- **What you need to do**
Exactly reproduce each record listed below.

Stored data entries:
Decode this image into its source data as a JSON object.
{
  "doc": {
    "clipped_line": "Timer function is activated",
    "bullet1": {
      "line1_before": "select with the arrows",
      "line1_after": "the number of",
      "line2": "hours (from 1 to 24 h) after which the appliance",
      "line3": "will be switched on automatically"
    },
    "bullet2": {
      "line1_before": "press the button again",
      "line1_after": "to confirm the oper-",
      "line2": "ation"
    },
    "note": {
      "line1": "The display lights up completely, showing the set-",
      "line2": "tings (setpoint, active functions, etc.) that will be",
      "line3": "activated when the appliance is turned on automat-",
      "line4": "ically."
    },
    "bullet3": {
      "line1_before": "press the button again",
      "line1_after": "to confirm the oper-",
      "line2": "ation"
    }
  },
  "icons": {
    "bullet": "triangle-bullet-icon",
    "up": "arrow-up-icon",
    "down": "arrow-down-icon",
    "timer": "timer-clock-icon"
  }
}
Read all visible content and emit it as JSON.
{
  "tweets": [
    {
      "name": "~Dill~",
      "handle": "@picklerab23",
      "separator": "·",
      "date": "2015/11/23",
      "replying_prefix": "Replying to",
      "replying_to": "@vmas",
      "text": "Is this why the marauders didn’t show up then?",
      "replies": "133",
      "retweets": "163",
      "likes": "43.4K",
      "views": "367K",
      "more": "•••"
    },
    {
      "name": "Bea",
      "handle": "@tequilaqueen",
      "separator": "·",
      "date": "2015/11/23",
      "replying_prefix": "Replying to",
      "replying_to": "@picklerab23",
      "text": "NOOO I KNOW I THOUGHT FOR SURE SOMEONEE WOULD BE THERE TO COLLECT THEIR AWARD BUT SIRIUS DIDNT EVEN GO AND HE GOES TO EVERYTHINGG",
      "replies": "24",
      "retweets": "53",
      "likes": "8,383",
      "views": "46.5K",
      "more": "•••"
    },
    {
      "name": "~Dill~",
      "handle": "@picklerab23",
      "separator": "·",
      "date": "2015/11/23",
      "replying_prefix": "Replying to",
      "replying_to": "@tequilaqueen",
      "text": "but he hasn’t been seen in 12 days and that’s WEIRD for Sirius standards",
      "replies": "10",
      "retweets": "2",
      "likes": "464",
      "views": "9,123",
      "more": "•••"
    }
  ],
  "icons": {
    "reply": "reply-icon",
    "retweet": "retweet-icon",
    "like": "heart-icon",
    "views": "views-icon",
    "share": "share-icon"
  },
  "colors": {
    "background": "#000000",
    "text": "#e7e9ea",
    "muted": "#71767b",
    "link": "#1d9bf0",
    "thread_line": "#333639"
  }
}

- **Result of the task**
Decode this image into its source data as a JSON object.
{
  "doc": {
    "clipped_line": "Timer function is activated",
    "bullet1": {
      "line1_before": "select with the arrows",
      "line1_after": "the number of",
      "line2": "hours (from 1 to 24 h) after which the appliance",
      "line3": "will be switched on automatically"
    },
    "bullet2": {
      "line1_before": "press the button again",
      "line1_after": "to confirm the oper-",
      "line2": "ation"
    },
    "note": {
      "line1": "The display lights up completely, showing the set-",
      "line2": "tings (setpoint, active functions, etc.) that will be",
      "line3": "activated when the appliance is turned on automat-",
      "line4": "ically."
    },
    "bullet3": {
      "line1_before": "press the button again",
      "line1_after": "to confirm the oper-",
      "line2": "ation"
    }
  },
  "icons": {
    "bullet": "triangle-bullet-icon",
    "up": "arrow-up-icon",
    "down": "arrow-down-icon",
    "timer": "timer-clock-icon"
  }
}
Read all visible content and emit it as JSON.
{
  "tweets": [
    {
      "name": "~Dill~",
      "handle": "@picklerab23",
      "separator": "·",
      "date": "2015/11/23",
      "replying_prefix": "Replying to",
      "replying_to": "@vmas",
      "text": "Is this why the marauders didn’t show up then?",
      "replies": "133",
      "retweets": "163",
      "likes": "43.4K",
      "views": "367K",
      "more": "•••"
    },
    {
      "name": "Bea",
      "handle": "@tequilaqueen",
      "separator": "·",
      "date": "2015/11/23",
      "replying_prefix": "Replying to",
      "replying_to": "@picklerab23",
      "text": "NOOO I KNOW I THOUGHT FOR SURE SOMEONEE WOULD BE THERE TO COLLECT THEIR AWARD BUT SIRIUS DIDNT EVEN GO AND HE GOES TO EVERYTHINGG",
      "replies": "24",
      "retweets": "53",
      "likes": "8,383",
      "views": "46.5K",
      "more": "•••"
    },
    {
      "name": "~Dill~",
      "handle": "@picklerab23",
      "separator": "·",
      "date": "2015/11/23",
      "replying_prefix": "Replying to",
      "replying_to": "@tequilaqueen",
      "text": "but he hasn’t been seen in 12 days and that’s WEIRD for Sirius standards",
      "replies": "10",
      "retweets": "2",
      "likes": "464",
      "views": "9,123",
      "more": "•••"
    }
  ],
  "icons": {
    "reply": "reply-icon",
    "retweet": "retweet-icon",
    "like": "heart-icon",
    "views": "views-icon",
    "share": "share-icon"
  },
  "colors": {
    "background": "#000000",
    "text": "#e7e9ea",
    "muted": "#71767b",
    "link": "#1d9bf0",
    "thread_line": "#333639"
  }
}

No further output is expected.